# Material shown start
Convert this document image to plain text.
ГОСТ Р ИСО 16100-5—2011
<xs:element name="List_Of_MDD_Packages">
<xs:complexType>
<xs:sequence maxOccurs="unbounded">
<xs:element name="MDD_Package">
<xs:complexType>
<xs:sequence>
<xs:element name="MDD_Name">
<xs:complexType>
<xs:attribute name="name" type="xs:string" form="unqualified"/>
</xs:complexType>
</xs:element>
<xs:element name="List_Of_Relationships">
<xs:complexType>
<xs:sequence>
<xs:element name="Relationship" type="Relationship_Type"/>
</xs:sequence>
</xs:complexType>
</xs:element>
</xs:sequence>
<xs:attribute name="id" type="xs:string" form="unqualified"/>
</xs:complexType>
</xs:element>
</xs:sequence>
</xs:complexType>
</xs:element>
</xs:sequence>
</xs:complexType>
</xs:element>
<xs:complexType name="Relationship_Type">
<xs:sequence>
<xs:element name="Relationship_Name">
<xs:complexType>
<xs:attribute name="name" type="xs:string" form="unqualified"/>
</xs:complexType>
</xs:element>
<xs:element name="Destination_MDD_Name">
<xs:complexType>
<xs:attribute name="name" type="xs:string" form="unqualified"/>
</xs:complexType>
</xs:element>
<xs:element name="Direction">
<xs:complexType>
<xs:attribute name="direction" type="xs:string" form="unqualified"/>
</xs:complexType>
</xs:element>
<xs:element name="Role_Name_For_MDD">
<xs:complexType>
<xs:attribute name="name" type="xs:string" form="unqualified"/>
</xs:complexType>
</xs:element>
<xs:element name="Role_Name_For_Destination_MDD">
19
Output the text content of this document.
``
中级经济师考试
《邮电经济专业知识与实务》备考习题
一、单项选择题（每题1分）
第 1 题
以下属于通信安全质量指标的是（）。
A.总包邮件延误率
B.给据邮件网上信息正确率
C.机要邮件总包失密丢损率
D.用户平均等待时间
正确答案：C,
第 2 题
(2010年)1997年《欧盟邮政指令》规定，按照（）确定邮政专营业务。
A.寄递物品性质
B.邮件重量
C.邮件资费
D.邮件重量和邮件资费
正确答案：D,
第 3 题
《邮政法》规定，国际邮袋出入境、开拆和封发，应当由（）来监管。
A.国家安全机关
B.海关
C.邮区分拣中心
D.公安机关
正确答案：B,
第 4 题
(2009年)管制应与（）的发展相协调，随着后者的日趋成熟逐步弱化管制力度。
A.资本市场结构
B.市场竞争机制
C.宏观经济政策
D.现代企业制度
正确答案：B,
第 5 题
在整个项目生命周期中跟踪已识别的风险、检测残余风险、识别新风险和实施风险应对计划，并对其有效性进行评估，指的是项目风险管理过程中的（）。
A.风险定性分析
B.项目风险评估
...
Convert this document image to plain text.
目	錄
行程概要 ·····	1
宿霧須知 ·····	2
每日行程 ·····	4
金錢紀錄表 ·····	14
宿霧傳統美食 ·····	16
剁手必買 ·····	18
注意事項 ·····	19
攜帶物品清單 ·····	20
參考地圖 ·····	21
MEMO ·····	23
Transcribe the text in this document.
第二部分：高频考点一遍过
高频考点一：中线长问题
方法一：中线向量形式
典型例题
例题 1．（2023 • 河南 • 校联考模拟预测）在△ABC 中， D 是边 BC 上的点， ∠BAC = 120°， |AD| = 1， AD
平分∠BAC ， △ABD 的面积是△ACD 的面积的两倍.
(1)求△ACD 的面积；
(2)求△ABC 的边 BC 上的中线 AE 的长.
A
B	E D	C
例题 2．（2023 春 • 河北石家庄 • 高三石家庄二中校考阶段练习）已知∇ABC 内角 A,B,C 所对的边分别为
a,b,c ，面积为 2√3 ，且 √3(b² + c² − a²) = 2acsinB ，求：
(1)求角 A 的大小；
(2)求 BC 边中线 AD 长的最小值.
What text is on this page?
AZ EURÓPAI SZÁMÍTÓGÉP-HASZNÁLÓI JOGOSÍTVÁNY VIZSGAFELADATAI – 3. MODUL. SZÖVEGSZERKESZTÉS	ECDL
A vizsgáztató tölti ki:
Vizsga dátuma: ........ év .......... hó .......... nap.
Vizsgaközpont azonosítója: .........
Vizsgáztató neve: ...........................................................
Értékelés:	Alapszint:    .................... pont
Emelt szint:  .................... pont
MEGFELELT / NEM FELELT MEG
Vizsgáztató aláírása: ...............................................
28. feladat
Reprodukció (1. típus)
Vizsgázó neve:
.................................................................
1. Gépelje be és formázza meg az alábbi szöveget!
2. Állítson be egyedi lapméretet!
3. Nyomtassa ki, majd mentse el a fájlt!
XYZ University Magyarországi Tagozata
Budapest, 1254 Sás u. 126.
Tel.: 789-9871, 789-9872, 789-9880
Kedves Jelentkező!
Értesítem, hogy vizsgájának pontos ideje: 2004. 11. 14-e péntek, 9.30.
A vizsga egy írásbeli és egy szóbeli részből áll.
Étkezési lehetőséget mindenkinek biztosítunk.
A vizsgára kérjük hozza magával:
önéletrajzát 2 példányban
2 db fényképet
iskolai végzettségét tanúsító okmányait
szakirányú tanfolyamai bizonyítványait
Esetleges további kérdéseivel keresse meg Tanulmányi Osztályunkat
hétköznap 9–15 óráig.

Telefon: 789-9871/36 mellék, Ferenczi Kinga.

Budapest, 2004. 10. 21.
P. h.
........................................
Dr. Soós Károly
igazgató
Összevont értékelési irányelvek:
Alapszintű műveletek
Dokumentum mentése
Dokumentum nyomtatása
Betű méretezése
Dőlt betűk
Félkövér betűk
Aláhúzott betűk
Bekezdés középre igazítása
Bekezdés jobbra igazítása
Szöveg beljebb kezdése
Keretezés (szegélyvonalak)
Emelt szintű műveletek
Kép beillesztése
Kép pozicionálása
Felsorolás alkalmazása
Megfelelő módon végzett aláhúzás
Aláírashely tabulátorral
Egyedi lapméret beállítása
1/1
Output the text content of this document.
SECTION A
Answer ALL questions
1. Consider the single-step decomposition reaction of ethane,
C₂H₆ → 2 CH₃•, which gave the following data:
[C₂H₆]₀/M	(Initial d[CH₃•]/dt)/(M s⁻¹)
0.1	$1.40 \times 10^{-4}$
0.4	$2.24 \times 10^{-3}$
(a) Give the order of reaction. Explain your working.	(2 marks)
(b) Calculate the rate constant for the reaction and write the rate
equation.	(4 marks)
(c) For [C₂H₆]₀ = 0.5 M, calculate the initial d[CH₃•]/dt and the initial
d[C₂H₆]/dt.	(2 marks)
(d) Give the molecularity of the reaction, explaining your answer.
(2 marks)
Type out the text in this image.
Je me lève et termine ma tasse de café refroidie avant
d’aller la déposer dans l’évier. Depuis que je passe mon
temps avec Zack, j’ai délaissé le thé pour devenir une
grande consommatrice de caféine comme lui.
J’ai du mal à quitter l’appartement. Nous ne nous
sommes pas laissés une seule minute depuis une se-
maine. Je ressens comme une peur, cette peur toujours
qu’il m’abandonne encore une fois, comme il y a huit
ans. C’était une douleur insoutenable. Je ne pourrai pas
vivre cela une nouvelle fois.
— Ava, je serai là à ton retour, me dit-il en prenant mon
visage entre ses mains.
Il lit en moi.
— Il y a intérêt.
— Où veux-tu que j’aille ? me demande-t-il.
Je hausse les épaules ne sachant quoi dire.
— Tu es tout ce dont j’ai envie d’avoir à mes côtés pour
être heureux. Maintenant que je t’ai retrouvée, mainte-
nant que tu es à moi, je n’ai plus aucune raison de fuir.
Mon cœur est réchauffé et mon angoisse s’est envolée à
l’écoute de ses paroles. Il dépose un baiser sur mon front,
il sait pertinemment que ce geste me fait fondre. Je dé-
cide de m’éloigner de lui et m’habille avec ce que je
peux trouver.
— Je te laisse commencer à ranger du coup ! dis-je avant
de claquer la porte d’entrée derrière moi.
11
# Material shown end
What you are asked to do:
Only the number is wanted: how many lines in the entries above contain the word "műveletek"?

Solution:
2